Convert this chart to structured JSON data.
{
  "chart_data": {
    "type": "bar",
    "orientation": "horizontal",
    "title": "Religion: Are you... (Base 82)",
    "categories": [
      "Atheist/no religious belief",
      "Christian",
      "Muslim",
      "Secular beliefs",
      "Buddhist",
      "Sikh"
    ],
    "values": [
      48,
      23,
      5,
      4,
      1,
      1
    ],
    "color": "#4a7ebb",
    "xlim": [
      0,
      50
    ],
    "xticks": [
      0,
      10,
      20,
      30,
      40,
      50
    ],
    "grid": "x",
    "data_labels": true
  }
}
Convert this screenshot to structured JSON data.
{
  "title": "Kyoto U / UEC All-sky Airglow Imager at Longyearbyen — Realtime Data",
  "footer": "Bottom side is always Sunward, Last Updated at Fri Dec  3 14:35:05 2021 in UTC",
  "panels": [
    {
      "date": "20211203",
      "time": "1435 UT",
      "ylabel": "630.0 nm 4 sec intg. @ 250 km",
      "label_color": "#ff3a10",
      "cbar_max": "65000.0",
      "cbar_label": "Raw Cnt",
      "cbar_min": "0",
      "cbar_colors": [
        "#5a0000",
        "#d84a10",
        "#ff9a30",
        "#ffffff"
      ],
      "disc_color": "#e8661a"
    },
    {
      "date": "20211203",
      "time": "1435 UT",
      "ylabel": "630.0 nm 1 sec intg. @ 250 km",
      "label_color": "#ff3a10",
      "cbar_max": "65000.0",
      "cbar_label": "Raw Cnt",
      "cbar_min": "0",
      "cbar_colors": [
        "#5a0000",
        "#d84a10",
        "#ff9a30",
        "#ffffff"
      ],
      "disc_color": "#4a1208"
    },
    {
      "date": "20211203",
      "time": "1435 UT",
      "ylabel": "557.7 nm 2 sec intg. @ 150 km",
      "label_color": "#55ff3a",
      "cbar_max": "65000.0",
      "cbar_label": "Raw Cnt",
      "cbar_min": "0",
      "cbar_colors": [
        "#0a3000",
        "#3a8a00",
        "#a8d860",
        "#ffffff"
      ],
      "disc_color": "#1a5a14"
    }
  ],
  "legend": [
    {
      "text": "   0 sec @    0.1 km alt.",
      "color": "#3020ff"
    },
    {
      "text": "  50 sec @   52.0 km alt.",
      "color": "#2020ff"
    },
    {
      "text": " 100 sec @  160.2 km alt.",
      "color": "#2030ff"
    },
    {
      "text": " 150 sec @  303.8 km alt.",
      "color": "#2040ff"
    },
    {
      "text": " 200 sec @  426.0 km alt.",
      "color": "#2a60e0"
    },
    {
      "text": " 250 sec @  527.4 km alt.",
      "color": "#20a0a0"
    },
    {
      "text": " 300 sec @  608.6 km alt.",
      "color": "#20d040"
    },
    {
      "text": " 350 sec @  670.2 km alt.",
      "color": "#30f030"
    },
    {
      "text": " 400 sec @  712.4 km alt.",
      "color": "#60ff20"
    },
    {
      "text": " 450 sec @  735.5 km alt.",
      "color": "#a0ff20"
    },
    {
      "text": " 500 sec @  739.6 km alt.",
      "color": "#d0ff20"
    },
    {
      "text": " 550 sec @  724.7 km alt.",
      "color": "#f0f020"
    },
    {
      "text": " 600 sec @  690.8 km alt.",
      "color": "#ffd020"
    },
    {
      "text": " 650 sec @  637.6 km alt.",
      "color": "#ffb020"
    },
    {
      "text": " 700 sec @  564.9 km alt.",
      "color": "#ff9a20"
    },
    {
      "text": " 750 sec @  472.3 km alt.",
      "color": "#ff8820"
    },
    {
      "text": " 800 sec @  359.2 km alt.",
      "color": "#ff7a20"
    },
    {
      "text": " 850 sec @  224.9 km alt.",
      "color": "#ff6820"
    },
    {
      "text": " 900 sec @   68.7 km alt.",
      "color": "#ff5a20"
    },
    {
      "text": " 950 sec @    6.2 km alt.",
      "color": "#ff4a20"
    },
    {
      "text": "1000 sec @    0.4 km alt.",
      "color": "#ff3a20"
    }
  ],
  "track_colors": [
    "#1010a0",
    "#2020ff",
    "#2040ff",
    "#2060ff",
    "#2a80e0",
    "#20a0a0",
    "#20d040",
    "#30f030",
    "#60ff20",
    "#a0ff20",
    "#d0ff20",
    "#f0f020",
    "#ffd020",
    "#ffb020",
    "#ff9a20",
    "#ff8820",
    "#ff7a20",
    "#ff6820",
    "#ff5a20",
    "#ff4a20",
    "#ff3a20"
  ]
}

* Your objective *
Which lines hold the word "structured"? Copy each of them from the records.

* Expected answer *
Convert this chart to structured JSON data.
Convert this screenshot to structured JSON data.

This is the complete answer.